[Dataset entries]
****************

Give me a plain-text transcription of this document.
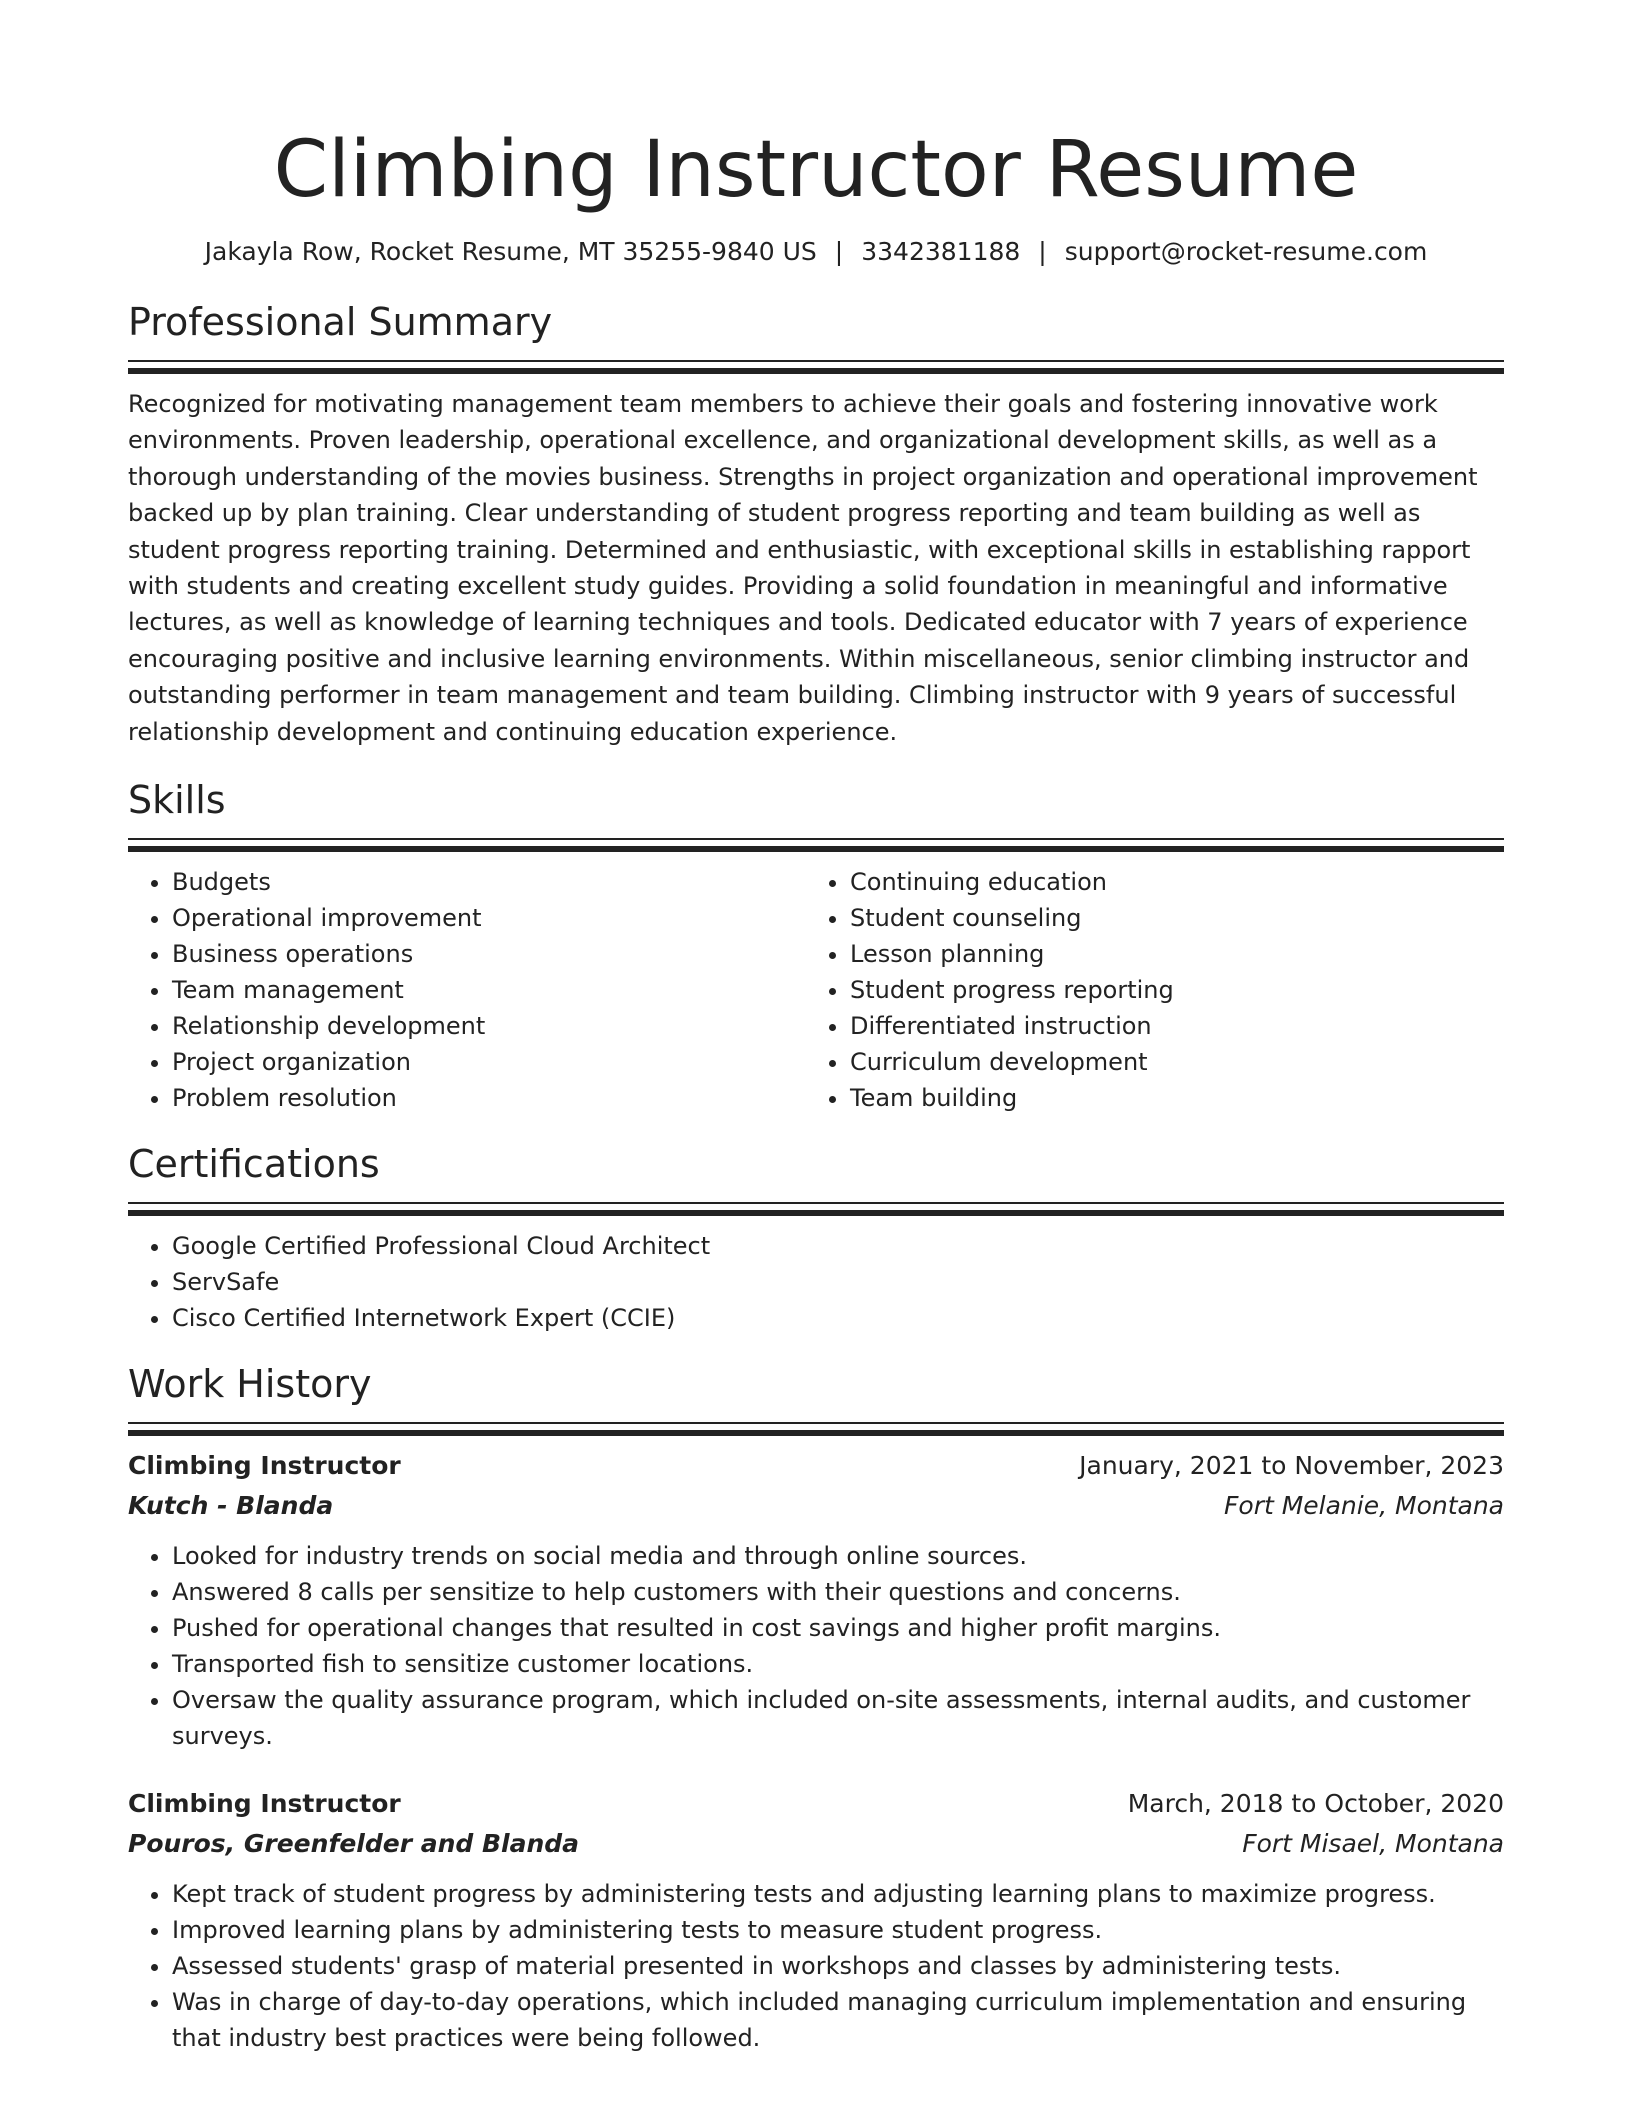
Climbing Instructor Resume
Jakayla Row, Rocket Resume, MT 35255-9840 US | 3342381188 | support@rocket-resume.com
Professional Summary
Recognized for motivating management team members to achieve their goals and fostering innovative work environments. Proven leadership, operational excellence, and organizational development skills, as well as a thorough understanding of the movies business. Strengths in project organization and operational improvement backed up by plan training. Clear understanding of student progress reporting and team building as well as student progress reporting training. Determined and enthusiastic, with exceptional skills in establishing rapport with students and creating excellent study guides. Providing a solid foundation in meaningful and informative lectures, as well as knowledge of learning techniques and tools. Dedicated educator with 7 years of experience encouraging positive and inclusive learning environments. Within miscellaneous, senior climbing instructor and outstanding performer in team management and team building. Climbing instructor with 9 years of successful relationship development and continuing education experience.
Skills
• Budgets
• Operational improvement
• Business operations
• Team management
• Relationship development
• Project organization
• Problem resolution
• Continuing education
• Student counseling
• Lesson planning
• Student progress reporting
• Differentiated instruction
• Curriculum development
• Team building
Certifications
• Google Certified Professional Cloud Architect
• ServSafe
• Cisco Certified Internetwork Expert (CCIE)
Work History
Climbing Instructor	January, 2021 to November, 2023
Kutch - Blanda	Fort Melanie, Montana
• Looked for industry trends on social media and through online sources.
• Answered 8 calls per sensitize to help customers with their questions and concerns.
• Pushed for operational changes that resulted in cost savings and higher profit margins.
• Transported fish to sensitize customer locations.
• Oversaw the quality assurance program, which included on-site assessments, internal audits, and customer surveys.
Climbing Instructor	March, 2018 to October, 2020
Pouros, Greenfelder and Blanda	Fort Misael, Montana
• Kept track of student progress by administering tests and adjusting learning plans to maximize progress.
• Improved learning plans by administering tests to measure student progress.
• Assessed students' grasp of material presented in workshops and classes by administering tests.
• Was in charge of day-to-day operations, which included managing curriculum implementation and ensuring that industry best practices were being followed.
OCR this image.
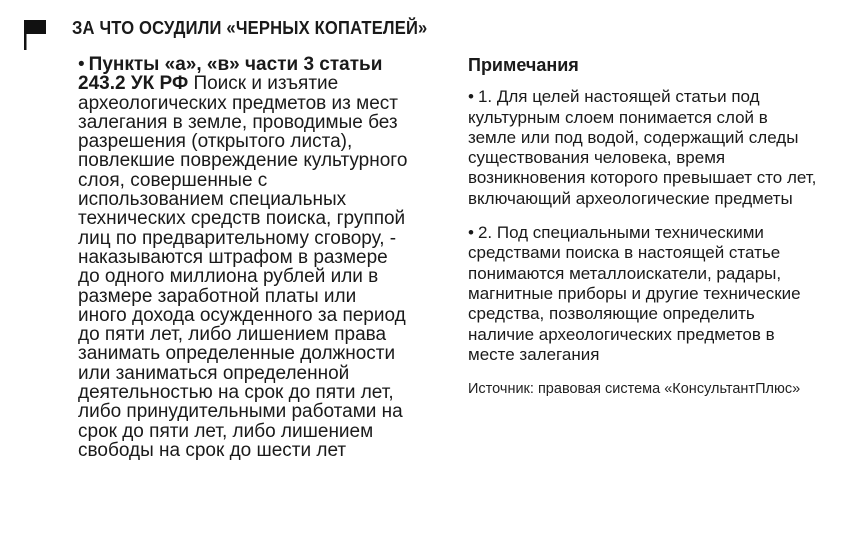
ЗА ЧТО ОСУДИЛИ «ЧЕРНЫХ КОПАТЕЛЕЙ»
• Пункты «а», «в» части 3 статьи 243.2 УК РФ Поиск и изъятие археологических предметов из мест залегания в земле, проводимые без разрешения (открытого листа), повлекшие повреждение культурного слоя, совершенные с использованием специальных технических средств поиска, группой лиц по предварительному сговору, - наказываются штрафом в размере до одного миллиона рублей или в размере заработной платы или иного дохода осужденного за период до пяти лет, либо лишением права занимать определенные должности или заниматься определенной деятельностью на срок до пяти лет, либо принудительными работами на срок до пяти лет, либо лишением свободы на срок до шести лет
Примечания

• 1. Для целей настоящей статьи под культурным слоем понимается слой в земле или под водой, содержащий следы существования человека, время возникновения которого превышает сто лет, включающий археологические предметы

• 2. Под специальными техническими средствами поиска в настоящей статье понимаются металлоискатели, радары, магнитные приборы и другие технические средства, позволяющие определить наличие археологических предметов в месте залегания

Источник: правовая система «КонсультантПлюс»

****************

With pictures omitted, copy exactly the lines from the one containing "OCR this image." through the final line of the listing, both included.

OCR this image.
ЗА ЧТО ОСУДИЛИ «ЧЕРНЫХ КОПАТЕЛЕЙ»
• Пункты «а», «в» части 3 статьи 243.2 УК РФ Поиск и изъятие археологических предметов из мест залегания в земле, проводимые без разрешения (открытого листа), повлекшие повреждение культурного слоя, совершенные с использованием специальных технических средств поиска, группой лиц по предварительному сговору, - наказываются штрафом в размере до одного миллиона рублей или в размере заработной платы или иного дохода осужденного за период до пяти лет, либо лишением права занимать определенные должности или заниматься определенной деятельностью на срок до пяти лет, либо принудительными работами на срок до пяти лет, либо лишением свободы на срок до шести лет
Примечания

• 1. Для целей настоящей статьи под культурным слоем понимается слой в земле или под водой, содержащий следы существования человека, время возникновения которого превышает сто лет, включающий археологические предметы

• 2. Под специальными техническими средствами поиска в настоящей статье понимаются металлоискатели, радары, магнитные приборы и другие технические средства, позволяющие определить наличие археологических предметов в месте залегания

Источник: правовая система «КонсультантПлюс»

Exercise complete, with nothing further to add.